> **Task objective**
From the entries that follow, gather each line holding the word "name".

(Figure dataset records)
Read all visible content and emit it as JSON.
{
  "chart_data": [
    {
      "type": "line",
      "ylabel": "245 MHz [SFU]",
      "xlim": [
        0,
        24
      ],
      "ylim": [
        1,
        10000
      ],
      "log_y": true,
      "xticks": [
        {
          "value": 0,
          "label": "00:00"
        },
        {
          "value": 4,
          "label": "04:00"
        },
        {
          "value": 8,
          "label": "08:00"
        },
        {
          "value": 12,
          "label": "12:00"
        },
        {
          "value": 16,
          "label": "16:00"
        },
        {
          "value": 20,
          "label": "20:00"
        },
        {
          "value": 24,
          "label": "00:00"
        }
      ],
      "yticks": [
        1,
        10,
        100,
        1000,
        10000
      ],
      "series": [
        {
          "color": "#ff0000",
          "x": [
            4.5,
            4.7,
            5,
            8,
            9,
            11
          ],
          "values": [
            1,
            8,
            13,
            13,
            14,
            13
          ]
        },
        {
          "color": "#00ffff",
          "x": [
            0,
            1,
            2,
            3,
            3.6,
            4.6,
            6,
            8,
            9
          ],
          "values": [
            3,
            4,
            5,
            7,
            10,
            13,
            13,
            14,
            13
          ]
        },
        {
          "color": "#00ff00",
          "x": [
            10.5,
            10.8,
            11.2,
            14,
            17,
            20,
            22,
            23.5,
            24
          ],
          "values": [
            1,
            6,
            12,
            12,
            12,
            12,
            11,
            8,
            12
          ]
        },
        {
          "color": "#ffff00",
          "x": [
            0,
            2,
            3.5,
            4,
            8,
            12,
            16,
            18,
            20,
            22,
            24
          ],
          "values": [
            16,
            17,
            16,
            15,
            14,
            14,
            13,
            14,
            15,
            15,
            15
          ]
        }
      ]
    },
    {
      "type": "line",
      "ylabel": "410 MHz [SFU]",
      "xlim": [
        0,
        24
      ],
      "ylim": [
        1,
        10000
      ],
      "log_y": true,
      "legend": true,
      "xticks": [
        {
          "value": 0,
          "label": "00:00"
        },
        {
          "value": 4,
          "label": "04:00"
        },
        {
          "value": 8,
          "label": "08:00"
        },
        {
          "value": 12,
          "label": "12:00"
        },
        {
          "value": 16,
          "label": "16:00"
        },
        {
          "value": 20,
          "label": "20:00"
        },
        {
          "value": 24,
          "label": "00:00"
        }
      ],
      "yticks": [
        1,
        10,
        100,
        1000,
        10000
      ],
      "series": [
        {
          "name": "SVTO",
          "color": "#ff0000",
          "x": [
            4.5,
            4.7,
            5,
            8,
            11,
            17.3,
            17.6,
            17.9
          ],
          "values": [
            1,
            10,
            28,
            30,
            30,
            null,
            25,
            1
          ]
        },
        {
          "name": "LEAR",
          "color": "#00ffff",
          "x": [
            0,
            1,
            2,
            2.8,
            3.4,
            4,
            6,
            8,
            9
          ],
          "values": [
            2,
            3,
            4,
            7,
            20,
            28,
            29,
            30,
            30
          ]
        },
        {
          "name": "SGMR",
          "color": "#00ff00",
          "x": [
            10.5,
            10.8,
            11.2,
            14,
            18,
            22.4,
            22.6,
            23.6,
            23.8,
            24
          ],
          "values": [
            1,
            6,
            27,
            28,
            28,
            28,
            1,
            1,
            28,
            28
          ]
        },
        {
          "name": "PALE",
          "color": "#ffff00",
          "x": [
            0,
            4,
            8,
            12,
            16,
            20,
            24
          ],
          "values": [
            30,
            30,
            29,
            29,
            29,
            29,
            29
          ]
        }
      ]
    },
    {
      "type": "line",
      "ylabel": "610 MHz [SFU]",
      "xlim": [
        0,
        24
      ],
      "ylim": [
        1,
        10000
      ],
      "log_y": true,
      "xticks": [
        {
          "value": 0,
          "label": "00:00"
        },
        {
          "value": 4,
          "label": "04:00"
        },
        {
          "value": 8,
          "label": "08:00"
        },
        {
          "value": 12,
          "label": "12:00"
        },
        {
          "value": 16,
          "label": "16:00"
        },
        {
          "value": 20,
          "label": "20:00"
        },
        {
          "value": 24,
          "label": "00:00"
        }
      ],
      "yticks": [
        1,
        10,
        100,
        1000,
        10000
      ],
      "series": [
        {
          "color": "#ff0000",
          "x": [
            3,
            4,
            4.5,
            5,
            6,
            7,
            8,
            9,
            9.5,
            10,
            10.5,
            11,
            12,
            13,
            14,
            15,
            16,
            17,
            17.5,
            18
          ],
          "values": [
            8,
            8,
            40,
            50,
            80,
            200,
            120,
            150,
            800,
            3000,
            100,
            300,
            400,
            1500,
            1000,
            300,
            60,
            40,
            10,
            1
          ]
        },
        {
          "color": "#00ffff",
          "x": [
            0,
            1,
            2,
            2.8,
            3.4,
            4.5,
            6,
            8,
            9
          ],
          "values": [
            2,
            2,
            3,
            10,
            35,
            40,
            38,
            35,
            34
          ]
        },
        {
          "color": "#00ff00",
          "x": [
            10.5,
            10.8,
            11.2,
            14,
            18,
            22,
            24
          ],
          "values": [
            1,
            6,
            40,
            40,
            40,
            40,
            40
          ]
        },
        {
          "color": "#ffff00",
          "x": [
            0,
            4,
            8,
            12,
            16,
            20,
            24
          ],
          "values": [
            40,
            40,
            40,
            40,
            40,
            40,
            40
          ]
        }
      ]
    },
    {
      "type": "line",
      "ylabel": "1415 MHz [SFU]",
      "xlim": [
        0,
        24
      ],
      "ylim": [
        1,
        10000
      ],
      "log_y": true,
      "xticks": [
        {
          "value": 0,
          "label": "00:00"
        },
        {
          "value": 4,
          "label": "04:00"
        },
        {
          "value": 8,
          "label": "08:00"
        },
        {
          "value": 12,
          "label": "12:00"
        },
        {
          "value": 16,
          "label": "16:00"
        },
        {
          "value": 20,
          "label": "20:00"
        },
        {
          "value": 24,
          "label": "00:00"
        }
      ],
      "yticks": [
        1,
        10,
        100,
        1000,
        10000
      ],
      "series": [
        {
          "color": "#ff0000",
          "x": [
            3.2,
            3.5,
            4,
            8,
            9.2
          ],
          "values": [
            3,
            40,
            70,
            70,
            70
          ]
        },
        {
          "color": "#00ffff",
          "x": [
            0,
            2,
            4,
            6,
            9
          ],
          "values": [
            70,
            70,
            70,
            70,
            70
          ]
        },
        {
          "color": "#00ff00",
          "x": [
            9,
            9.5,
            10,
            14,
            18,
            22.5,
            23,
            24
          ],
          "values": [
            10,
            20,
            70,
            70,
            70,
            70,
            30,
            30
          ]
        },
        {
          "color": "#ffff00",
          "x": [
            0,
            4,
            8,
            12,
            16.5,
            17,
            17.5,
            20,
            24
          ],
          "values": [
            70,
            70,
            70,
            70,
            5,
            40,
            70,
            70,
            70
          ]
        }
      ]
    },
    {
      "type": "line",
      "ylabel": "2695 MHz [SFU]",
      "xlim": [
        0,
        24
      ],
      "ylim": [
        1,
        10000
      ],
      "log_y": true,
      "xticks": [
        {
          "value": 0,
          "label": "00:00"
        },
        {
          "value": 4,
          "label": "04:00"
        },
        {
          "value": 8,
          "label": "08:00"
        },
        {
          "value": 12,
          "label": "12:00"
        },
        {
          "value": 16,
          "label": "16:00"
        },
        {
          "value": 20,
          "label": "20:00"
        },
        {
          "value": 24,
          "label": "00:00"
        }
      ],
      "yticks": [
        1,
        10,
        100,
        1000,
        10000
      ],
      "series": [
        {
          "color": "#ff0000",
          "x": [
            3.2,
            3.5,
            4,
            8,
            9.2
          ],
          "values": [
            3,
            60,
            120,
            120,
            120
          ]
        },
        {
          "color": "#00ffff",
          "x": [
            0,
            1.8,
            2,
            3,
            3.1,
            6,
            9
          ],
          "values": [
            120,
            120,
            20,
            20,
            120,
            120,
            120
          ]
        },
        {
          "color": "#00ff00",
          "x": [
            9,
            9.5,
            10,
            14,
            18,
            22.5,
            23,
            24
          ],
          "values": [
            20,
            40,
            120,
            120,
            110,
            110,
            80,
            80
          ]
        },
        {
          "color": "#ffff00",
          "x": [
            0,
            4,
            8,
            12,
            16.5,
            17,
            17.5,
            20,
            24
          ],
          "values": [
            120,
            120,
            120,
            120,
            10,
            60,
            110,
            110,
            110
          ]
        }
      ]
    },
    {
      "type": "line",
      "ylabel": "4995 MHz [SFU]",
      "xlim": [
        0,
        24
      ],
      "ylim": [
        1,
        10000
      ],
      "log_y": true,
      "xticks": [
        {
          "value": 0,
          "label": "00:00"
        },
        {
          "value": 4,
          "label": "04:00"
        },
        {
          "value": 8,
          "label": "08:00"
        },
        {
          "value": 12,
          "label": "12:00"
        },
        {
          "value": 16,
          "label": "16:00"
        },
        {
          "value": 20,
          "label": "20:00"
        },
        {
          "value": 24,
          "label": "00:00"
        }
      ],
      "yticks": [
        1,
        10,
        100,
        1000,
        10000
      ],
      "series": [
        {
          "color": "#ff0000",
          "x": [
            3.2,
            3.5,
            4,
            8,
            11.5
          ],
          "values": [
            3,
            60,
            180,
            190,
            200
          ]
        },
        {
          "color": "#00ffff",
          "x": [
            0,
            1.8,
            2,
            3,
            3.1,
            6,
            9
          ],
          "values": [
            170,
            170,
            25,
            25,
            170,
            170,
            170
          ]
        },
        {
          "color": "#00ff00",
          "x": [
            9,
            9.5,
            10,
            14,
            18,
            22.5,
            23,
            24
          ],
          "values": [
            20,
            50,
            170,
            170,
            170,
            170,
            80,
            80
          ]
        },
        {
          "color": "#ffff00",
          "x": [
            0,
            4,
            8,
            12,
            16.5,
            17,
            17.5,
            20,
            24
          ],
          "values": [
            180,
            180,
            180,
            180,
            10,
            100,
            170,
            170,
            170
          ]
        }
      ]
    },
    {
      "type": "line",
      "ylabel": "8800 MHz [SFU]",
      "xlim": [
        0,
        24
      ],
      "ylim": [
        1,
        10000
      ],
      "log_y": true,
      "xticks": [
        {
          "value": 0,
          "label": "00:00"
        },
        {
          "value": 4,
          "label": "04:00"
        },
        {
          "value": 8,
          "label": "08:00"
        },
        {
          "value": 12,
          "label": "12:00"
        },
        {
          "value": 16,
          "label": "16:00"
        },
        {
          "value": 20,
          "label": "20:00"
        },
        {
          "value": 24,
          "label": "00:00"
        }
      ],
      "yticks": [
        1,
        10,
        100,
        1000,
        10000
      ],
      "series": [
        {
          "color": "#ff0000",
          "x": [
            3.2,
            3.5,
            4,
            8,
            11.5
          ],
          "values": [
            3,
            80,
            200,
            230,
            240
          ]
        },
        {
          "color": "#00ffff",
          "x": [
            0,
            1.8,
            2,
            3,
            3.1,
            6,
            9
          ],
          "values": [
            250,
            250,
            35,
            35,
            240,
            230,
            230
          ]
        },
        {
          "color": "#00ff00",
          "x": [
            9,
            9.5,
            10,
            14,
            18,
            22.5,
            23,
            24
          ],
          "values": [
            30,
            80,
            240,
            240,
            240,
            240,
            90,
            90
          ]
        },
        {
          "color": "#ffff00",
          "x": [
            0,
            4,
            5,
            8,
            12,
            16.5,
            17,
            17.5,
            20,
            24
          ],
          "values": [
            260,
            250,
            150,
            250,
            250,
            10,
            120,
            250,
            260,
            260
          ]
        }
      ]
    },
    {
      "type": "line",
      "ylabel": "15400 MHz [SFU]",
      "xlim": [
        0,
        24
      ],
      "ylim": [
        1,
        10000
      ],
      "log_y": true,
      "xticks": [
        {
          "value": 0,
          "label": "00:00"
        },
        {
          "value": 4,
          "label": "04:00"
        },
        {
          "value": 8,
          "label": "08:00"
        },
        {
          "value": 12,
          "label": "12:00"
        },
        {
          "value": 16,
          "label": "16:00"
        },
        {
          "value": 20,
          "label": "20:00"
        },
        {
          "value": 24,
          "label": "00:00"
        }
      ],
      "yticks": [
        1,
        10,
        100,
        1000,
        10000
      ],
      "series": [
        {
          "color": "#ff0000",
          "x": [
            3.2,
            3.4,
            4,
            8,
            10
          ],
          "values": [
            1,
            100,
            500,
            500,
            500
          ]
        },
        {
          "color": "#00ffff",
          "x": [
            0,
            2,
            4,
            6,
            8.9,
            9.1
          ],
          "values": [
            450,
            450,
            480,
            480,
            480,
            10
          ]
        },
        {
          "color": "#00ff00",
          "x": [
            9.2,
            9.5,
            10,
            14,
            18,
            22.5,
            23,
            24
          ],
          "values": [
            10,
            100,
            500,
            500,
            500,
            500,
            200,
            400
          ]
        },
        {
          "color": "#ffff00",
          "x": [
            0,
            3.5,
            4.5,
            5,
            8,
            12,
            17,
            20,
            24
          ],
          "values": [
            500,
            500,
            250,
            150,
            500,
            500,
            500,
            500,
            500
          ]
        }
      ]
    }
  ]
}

> **Final result**
          "name": "SVTO",
          "name": "LEAR",
          "name": "SGMR",
          "name": "PALE",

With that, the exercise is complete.